Your instructions >> From the listing below, extract each line containing the string "label".
-- start --
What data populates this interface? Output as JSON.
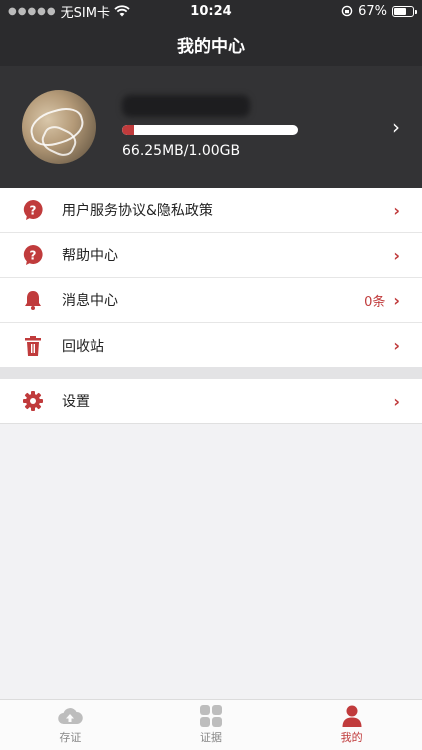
{
  "status": {
    "carrier": "无SIM卡",
    "time": "10:24",
    "battery": "67%",
    "battery_level": 0.67
  },
  "nav": {
    "title": "我的中心"
  },
  "profile": {
    "storage_text": "66.25MB/1.00GB",
    "storage_fraction": 0.066
  },
  "menu": {
    "items": [
      {
        "label": "用户服务协议&隐私政策",
        "icon": "question-icon"
      },
      {
        "label": "帮助中心",
        "icon": "question-icon"
      },
      {
        "label": "消息中心",
        "icon": "bell-icon",
        "badge": "0条"
      },
      {
        "label": "回收站",
        "icon": "trash-icon"
      }
    ],
    "settings": {
      "label": "设置",
      "icon": "gear-icon"
    }
  },
  "tabs": [
    {
      "label": "存证",
      "icon": "cloud-upload-icon"
    },
    {
      "label": "证据",
      "icon": "grid-icon"
    },
    {
      "label": "我的",
      "icon": "person-icon",
      "active": true
    }
  ],
  "colors": {
    "accent": "#c03b3c",
    "header": "#2b2b2d"
  }
}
-- end --
Answer >>
        "label": "用户服务协议&隐私政策",
        "label": "帮助中心",
        "label": "消息中心",
        "label": "回收站",
      "label": "设置",
      "label": "存证",
      "label": "证据",
      "label": "我的",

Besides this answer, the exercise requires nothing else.